(Entries with figure data)

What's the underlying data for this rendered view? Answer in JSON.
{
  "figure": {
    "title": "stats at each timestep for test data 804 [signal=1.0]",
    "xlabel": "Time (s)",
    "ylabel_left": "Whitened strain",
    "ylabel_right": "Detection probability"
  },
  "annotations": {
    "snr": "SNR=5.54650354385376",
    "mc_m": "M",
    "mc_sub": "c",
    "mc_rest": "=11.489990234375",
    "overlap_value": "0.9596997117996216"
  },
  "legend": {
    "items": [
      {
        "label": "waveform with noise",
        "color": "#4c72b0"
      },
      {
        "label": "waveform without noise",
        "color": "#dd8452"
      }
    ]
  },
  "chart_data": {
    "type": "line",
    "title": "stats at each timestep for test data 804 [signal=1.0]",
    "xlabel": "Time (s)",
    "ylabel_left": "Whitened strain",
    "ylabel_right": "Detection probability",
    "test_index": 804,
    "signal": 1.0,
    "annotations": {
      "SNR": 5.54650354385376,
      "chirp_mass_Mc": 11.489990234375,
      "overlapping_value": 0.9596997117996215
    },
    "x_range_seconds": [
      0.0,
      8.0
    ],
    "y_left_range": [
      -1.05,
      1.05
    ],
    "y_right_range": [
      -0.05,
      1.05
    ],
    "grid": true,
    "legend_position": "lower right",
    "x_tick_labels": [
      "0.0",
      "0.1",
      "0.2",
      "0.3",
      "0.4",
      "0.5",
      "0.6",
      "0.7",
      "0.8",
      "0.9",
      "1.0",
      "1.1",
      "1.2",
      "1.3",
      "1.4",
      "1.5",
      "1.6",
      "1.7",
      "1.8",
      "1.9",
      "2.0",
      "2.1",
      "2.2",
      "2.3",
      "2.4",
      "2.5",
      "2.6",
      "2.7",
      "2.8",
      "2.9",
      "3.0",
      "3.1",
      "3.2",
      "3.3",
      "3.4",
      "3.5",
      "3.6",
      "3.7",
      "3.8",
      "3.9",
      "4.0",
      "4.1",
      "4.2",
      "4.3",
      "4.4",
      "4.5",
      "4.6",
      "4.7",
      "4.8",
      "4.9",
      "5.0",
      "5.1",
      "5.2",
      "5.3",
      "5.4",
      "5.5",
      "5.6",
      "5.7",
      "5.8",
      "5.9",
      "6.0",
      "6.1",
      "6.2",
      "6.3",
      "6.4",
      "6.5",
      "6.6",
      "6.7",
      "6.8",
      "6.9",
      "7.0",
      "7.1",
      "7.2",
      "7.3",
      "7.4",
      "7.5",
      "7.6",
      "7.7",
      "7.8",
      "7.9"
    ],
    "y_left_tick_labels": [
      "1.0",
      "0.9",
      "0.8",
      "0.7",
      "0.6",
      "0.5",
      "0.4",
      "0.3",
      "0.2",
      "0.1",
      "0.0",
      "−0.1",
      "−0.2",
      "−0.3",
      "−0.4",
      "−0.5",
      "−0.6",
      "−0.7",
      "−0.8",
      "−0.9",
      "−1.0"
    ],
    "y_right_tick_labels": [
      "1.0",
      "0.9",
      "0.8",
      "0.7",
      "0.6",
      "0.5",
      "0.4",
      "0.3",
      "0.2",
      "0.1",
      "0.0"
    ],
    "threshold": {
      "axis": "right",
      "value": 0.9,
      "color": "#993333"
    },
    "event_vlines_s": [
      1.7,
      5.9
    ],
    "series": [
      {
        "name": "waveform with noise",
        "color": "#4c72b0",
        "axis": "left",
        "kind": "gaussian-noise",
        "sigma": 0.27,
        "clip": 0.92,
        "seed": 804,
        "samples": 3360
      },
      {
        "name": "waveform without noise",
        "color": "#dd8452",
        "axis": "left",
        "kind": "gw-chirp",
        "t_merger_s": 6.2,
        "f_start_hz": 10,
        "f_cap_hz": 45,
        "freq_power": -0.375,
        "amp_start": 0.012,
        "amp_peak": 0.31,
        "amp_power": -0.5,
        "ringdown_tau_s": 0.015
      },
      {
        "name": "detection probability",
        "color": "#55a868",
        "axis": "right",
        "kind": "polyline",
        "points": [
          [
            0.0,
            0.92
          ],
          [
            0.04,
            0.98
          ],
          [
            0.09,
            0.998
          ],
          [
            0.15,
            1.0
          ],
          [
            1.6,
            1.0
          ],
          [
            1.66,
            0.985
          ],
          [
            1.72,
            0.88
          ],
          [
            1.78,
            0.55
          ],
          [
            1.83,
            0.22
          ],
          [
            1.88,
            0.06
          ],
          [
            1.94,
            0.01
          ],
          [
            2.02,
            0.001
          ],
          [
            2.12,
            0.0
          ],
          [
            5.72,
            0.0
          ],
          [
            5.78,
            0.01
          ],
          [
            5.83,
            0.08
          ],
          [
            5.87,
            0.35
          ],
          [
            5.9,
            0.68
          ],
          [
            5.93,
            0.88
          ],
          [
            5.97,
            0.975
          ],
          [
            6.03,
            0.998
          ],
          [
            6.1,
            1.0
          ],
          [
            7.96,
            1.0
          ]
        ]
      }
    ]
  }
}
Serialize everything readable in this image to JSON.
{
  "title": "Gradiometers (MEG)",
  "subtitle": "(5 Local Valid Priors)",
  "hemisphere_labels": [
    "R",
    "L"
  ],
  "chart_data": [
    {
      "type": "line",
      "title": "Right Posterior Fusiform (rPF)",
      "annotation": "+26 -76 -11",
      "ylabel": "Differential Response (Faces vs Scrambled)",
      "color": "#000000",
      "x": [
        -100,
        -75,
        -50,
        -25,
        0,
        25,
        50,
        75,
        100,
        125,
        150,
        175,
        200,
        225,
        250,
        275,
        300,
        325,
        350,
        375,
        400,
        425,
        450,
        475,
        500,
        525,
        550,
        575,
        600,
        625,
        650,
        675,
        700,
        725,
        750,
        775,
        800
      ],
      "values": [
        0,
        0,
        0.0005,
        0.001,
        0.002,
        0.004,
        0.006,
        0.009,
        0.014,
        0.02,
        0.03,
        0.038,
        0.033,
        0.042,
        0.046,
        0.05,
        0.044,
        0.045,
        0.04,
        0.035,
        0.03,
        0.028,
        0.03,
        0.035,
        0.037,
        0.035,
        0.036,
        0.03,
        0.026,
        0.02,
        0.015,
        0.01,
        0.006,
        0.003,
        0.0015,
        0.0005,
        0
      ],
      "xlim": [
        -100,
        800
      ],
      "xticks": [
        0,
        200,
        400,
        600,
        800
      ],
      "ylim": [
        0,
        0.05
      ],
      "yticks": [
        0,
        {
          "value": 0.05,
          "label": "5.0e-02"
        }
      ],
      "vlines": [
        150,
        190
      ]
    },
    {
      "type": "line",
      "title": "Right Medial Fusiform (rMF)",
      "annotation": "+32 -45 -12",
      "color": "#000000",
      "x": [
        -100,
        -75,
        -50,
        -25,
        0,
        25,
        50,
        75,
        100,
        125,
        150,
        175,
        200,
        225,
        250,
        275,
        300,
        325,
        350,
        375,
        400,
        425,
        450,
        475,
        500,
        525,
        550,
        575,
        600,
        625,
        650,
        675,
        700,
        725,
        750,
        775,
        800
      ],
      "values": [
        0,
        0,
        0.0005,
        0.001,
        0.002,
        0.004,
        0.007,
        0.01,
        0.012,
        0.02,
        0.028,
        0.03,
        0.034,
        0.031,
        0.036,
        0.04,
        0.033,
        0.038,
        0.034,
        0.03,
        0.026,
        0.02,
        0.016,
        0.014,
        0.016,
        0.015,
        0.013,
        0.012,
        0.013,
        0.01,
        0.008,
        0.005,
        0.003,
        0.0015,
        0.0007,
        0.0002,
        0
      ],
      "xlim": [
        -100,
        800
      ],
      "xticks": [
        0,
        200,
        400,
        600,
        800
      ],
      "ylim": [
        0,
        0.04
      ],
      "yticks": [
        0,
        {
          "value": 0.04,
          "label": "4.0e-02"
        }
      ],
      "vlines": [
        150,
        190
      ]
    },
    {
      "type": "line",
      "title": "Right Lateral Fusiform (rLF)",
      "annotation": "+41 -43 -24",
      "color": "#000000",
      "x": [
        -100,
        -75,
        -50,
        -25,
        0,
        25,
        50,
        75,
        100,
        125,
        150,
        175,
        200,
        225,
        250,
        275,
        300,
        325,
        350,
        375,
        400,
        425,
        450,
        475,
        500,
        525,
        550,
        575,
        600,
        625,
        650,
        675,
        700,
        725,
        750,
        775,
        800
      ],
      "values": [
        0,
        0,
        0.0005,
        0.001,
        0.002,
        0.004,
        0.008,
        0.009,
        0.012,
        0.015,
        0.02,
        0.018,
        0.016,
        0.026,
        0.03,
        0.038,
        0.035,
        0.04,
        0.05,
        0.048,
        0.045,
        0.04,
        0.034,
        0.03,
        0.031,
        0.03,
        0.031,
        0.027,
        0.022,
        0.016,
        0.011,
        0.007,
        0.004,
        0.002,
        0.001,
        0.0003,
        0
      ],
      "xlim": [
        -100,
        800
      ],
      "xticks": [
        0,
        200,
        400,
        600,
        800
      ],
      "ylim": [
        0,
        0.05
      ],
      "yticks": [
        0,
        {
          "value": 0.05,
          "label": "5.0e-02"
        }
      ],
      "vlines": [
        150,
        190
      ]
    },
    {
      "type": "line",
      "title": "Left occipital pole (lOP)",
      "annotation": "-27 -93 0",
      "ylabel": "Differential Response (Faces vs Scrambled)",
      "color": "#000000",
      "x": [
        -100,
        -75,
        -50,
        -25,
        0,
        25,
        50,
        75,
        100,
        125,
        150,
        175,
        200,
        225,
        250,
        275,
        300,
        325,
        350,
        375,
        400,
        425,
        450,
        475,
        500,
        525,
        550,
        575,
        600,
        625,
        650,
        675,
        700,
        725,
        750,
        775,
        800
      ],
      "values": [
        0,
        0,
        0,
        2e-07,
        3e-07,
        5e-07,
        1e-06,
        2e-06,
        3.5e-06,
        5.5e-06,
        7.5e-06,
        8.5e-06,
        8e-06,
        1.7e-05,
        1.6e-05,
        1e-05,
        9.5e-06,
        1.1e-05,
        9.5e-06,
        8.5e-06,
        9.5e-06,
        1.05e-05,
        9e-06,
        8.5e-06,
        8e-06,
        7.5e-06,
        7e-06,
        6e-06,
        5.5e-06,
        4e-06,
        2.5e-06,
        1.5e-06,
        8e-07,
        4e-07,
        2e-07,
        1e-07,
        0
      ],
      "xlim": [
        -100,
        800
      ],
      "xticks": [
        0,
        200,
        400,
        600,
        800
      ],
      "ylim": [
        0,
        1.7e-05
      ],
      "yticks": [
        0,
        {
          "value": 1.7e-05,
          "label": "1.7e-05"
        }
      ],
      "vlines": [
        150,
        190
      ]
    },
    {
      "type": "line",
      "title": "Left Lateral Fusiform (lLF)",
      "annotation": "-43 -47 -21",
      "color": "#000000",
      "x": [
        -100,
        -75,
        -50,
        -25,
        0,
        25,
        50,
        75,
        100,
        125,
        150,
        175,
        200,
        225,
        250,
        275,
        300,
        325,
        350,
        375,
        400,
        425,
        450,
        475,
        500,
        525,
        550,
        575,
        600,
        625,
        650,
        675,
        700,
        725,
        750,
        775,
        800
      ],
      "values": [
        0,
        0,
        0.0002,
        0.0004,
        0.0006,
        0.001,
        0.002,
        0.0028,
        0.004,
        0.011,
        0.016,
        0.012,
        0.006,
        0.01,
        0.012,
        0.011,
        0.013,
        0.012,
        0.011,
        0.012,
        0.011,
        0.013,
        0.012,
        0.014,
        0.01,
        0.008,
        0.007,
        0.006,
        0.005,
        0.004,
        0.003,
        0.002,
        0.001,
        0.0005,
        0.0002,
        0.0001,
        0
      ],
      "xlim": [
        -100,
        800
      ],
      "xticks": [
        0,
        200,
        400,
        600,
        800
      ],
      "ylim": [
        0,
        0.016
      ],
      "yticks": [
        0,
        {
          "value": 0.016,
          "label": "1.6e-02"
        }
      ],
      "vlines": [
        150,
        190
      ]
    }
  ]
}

EXERCISE BRIEF:
Return only the number of lines in the preceding records that contain the string "axis".

THE OUTPUT:
4